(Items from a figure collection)
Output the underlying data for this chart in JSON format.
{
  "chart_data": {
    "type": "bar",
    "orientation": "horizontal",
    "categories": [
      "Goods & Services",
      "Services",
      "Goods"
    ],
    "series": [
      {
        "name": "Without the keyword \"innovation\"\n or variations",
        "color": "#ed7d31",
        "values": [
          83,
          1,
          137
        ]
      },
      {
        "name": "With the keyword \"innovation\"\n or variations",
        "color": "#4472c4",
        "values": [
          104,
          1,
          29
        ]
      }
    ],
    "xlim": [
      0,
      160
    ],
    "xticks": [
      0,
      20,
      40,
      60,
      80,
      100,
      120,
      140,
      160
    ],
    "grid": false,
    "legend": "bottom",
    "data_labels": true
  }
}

*Work required*: In the entries above, find every line holding the word "innovation" and copy it out.

*The completed task*:
        "name": "Without the keyword \"innovation\"\n or variations",
        "name": "With the keyword \"innovation\"\n or variations",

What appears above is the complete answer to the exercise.